_TEKS YANG DIBERIKAN_:
10 Maret 2008

Konsumen Harus Teliti ”Track Record” Pengembang

JAKARTA – Bagi sebagian orang nasihat teliti dulu sebelum membeli barangkali terkesan klise. Namun tidak bagi calon konsumen yang sedang mencari tempat tinggal rumah atau apartemen. Harus teliti benar mengenai siapa pengembangnya, kualitas bangunannya dan sebagainya, sehingga tidak menyesal di kemudian hari.

Simak data dari Yayasan Lembaga Konsumen Indonesia (YLKI). Tahun 1998 terdapat 243 kasus pengaduan yang masuk diantaranya pengembang yang melarikan uang konsumen, tidak membangun tepat waktu sesuai PPJB (Perjanjian Pengikatan Jual Beli), dan lain-lain. Setahun kemudian yakni 1999, jumlah pengaduan yang masuk ke YLKI berkurang menjadi 196 kasus, dan terakhir tahun 2003 lalu jumlah kasus developer bermasalah turun drastis menjadi 29 kasus.
Dari statistik di atas terlihat ada perkembangan positif dengan berkurangnya pengaduan yang masuk. Namun itu belum bisa dijadikan ukuran karena bisa jadi masih banyak lagi konsumen yang enggan mengadukan nasibnya ke YLKI atau mengambil langkah hukum melalui pengacara (lawyer) komersial. Ini diakui sendiri oleh Sudaryatmo, pengurus harian YLKI yang membidangi properti.
“Bisa jadi demikian. Karena kita di YLKI punya kebijakan hanya menangani klaim pengaduan yang melibatkan layanan publik (public service), korbannya jumlahnya banyak atau massal dan konsumen tidak sanggup membayar penga-cara komersial. Untuk pelanggaran di properti kelas menengah dan atas, kita tidak tangani,“ ujarnya.

_BAHAN_:
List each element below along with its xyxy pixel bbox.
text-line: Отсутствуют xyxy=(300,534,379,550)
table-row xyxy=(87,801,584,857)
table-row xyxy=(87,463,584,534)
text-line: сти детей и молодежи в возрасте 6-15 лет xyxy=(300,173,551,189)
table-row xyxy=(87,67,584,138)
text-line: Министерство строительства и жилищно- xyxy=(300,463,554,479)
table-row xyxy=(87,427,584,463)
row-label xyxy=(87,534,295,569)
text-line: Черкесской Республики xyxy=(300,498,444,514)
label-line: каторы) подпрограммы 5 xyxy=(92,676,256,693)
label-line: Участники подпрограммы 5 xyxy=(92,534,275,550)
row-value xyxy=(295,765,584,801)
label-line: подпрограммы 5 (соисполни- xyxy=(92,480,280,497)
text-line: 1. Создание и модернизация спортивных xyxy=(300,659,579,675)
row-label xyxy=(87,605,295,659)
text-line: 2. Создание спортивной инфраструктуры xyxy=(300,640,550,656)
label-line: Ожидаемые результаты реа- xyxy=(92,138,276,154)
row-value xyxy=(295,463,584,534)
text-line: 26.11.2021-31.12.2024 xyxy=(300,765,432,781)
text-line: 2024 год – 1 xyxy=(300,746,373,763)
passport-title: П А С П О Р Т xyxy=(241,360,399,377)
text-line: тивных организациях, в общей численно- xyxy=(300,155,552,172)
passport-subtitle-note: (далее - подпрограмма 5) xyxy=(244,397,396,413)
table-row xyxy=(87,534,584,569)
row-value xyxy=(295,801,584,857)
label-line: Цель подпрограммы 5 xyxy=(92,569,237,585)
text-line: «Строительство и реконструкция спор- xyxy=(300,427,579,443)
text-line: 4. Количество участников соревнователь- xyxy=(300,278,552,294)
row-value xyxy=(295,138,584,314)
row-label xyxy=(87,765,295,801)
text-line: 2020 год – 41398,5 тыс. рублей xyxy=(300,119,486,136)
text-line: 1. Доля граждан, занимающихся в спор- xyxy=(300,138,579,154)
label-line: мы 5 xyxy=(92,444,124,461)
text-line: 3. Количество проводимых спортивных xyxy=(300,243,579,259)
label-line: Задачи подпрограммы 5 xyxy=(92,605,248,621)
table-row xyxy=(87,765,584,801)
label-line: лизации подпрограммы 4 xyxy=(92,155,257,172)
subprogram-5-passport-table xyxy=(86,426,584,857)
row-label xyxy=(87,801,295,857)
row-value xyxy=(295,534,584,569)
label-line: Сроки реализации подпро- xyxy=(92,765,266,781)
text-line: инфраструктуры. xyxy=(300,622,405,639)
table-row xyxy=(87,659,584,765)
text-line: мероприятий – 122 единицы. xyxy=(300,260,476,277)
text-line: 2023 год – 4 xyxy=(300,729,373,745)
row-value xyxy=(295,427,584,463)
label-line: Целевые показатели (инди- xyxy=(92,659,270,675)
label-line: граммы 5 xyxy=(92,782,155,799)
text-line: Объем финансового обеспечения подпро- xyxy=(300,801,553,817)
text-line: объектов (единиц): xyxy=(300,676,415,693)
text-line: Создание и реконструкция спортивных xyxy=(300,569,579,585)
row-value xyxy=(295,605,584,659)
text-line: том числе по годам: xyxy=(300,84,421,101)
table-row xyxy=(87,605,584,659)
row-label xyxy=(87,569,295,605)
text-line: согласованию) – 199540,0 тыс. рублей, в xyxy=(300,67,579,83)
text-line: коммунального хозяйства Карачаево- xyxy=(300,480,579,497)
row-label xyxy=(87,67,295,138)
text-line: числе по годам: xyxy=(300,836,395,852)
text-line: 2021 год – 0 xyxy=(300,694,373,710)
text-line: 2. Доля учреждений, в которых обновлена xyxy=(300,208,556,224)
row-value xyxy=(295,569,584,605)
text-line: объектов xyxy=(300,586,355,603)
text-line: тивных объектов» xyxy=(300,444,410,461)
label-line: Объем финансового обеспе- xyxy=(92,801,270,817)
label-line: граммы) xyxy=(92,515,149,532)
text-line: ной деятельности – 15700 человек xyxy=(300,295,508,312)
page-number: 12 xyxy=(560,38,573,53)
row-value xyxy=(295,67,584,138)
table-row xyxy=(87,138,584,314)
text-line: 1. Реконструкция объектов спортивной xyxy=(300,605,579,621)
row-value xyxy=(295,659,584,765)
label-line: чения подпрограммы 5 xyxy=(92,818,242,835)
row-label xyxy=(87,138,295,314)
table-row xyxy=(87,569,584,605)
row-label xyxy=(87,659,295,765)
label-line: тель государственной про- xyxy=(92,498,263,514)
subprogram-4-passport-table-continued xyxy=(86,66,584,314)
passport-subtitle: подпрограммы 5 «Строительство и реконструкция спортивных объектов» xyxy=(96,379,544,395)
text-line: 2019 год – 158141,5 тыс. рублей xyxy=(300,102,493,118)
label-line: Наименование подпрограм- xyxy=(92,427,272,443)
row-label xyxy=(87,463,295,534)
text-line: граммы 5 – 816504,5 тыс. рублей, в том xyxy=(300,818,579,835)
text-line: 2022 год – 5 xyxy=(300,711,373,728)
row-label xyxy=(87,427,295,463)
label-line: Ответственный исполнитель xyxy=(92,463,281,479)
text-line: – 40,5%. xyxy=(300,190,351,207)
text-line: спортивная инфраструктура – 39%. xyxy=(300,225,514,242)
---
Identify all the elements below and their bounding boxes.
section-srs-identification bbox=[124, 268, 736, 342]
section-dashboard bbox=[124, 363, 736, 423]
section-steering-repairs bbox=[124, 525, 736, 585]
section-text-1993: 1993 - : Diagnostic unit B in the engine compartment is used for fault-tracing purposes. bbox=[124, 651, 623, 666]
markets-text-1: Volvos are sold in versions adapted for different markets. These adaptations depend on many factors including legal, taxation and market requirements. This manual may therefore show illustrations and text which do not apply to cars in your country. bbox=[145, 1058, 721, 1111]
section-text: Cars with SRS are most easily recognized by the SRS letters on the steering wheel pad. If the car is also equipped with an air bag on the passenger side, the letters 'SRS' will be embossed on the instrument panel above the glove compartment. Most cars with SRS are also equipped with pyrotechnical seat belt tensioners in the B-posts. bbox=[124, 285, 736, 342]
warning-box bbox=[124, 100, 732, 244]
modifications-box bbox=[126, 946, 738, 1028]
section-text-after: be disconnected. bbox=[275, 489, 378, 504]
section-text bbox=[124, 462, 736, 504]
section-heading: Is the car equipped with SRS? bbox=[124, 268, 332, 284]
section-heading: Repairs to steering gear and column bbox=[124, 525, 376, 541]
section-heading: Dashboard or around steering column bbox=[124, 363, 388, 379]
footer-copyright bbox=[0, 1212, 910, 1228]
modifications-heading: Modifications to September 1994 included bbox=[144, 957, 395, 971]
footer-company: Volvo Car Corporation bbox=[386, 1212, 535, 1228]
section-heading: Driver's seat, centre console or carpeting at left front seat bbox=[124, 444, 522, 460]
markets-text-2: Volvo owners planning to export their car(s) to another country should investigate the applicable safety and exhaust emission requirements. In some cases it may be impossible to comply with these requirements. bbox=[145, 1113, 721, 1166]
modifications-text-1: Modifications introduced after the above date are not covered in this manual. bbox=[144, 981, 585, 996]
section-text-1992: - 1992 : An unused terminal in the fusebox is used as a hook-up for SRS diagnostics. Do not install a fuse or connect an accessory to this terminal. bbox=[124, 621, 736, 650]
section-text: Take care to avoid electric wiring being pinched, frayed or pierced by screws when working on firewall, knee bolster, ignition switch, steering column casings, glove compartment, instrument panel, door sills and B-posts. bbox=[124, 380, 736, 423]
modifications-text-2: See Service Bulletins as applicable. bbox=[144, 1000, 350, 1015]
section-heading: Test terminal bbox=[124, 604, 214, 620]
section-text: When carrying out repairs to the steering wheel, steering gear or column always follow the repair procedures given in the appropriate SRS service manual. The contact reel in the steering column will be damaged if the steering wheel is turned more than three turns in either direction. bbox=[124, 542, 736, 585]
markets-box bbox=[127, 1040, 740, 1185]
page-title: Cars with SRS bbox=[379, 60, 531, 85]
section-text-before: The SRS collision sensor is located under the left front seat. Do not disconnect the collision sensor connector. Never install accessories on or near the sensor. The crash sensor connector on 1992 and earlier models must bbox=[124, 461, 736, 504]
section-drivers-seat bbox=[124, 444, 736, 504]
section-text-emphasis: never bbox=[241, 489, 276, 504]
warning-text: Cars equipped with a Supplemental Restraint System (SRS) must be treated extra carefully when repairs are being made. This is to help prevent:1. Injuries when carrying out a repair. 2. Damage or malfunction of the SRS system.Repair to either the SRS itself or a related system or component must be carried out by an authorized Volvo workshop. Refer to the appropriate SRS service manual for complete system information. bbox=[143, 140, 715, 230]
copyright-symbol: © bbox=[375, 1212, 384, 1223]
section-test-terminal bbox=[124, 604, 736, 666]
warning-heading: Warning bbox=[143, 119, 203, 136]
==
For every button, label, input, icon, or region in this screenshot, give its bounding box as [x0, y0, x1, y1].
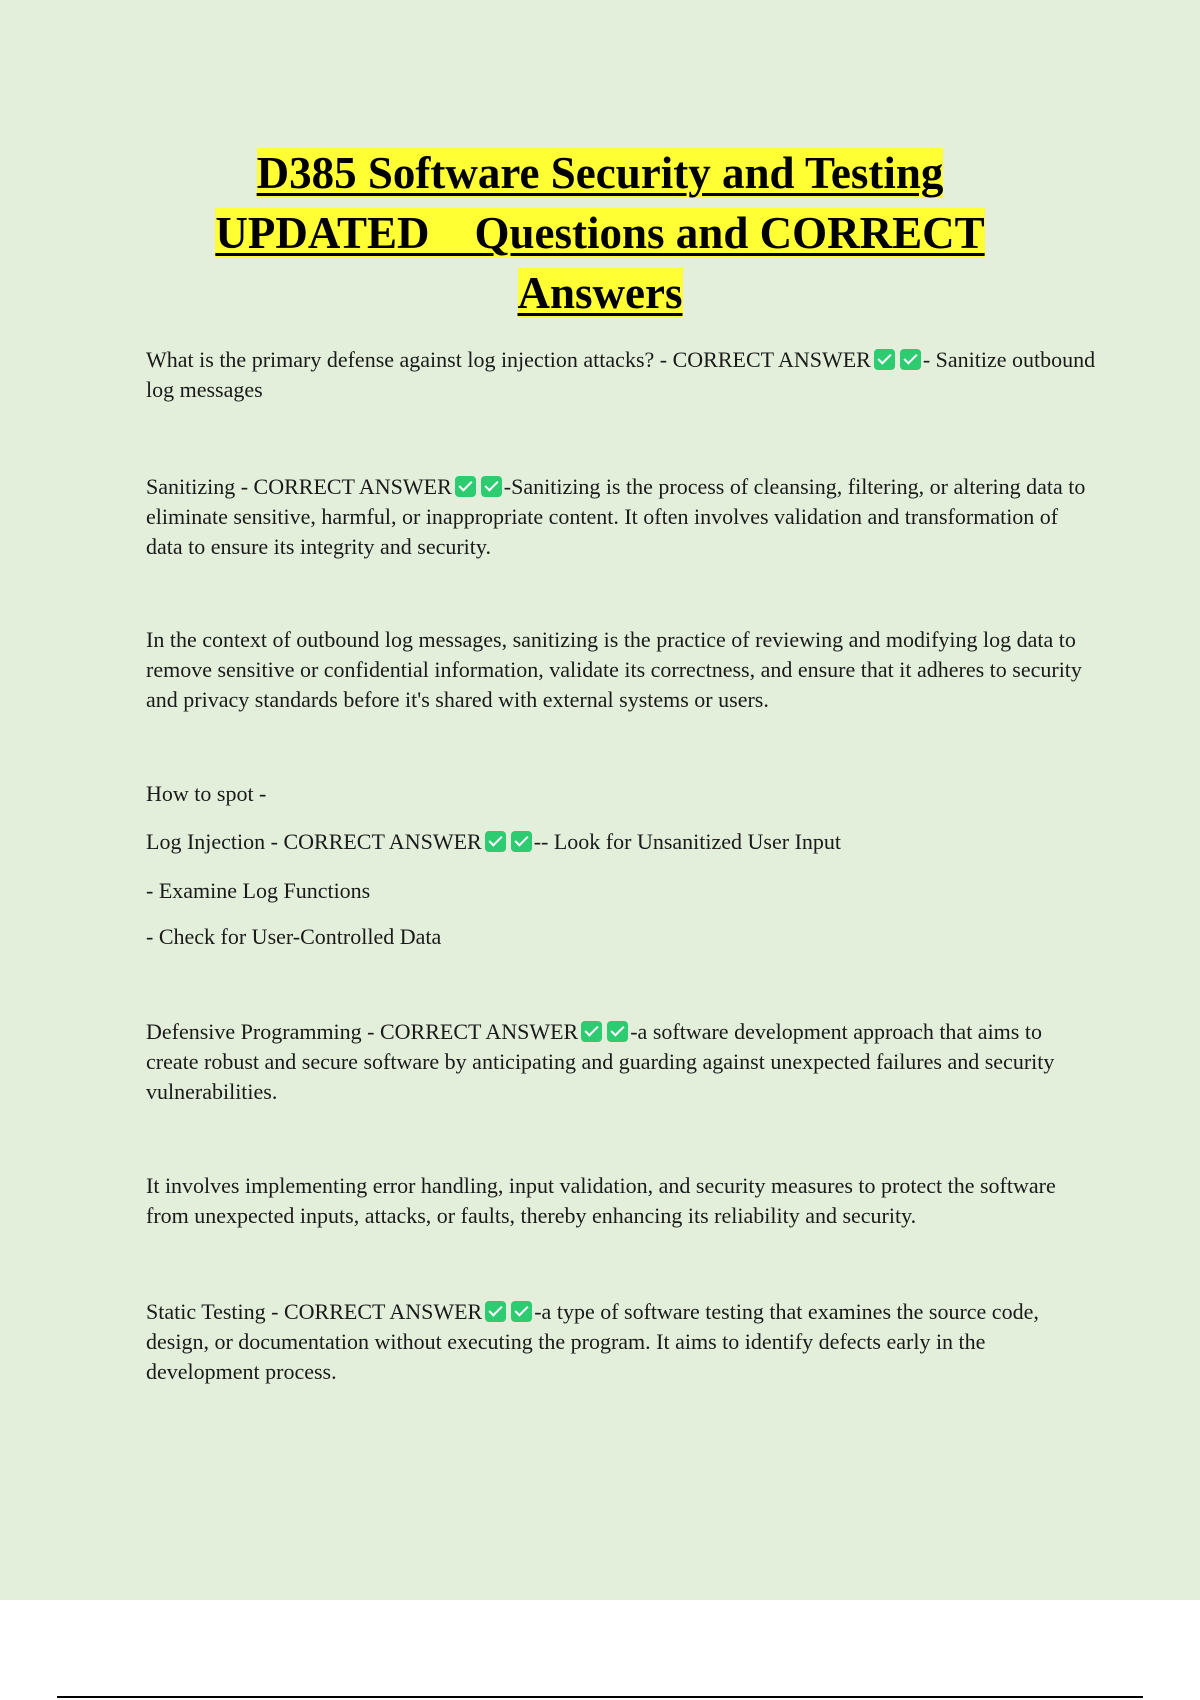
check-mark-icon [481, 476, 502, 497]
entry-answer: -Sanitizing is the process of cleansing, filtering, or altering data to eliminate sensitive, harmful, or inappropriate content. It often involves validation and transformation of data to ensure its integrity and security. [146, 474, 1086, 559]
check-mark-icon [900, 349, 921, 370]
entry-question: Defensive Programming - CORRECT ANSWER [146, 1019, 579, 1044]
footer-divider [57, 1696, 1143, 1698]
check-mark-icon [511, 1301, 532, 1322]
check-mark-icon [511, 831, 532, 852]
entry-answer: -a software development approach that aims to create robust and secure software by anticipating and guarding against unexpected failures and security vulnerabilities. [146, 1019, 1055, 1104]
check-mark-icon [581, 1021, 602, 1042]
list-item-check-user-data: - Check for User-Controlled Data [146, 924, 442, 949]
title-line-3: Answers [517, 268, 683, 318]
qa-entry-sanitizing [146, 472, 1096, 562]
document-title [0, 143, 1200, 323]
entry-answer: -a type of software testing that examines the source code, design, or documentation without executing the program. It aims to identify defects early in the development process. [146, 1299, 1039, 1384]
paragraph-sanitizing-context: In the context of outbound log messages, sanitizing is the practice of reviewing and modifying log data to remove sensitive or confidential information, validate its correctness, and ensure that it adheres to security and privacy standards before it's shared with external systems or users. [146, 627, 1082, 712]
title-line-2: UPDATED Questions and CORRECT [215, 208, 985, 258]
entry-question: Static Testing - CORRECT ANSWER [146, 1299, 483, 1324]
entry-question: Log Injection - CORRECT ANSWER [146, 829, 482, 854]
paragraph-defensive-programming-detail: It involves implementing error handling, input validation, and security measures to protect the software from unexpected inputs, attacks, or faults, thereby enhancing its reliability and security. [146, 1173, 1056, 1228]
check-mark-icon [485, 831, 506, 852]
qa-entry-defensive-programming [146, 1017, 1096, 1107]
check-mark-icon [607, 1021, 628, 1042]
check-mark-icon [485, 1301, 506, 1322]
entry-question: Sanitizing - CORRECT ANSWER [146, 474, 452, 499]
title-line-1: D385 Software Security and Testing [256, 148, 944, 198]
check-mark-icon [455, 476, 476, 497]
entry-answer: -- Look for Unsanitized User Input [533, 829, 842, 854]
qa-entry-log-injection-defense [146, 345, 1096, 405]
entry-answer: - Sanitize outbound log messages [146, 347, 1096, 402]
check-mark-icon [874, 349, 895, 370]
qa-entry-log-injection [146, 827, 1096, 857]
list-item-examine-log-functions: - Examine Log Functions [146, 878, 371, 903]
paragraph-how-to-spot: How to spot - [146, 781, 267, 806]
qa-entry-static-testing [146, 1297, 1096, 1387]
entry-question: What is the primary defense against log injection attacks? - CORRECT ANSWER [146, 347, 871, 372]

_PERINTAH LATIHAN_: Bisakah Anda menyalin kata demi kata bagian artikel tentang konsumen dan pengembang perumahan itu, mulai dari "JAKARTA – Bagi" sampai dengan "menjadi 29 kasus."?

_JAWABAN LENGKAP_:
JAKARTA – Bagi sebagian orang nasihat teliti dulu sebelum membeli barangkali terkesan klise. Namun tidak bagi calon konsumen yang sedang mencari tempat tinggal rumah atau apartemen. Harus teliti benar mengenai siapa pengembangnya, kualitas bangunannya dan sebagainya, sehingga tidak menyesal di kemudian hari.

Simak data dari Yayasan Lembaga Konsumen Indonesia (YLKI). Tahun 1998 terdapat 243 kasus pengaduan yang masuk diantaranya pengembang yang melarikan uang konsumen, tidak membangun tepat waktu sesuai PPJB (Perjanjian Pengikatan Jual Beli), dan lain-lain. Setahun kemudian yakni 1999, jumlah pengaduan yang masuk ke YLKI berkurang menjadi 196 kasus, dan terakhir tahun 2003 lalu jumlah kasus developer bermasalah turun drastis menjadi 29 kasus.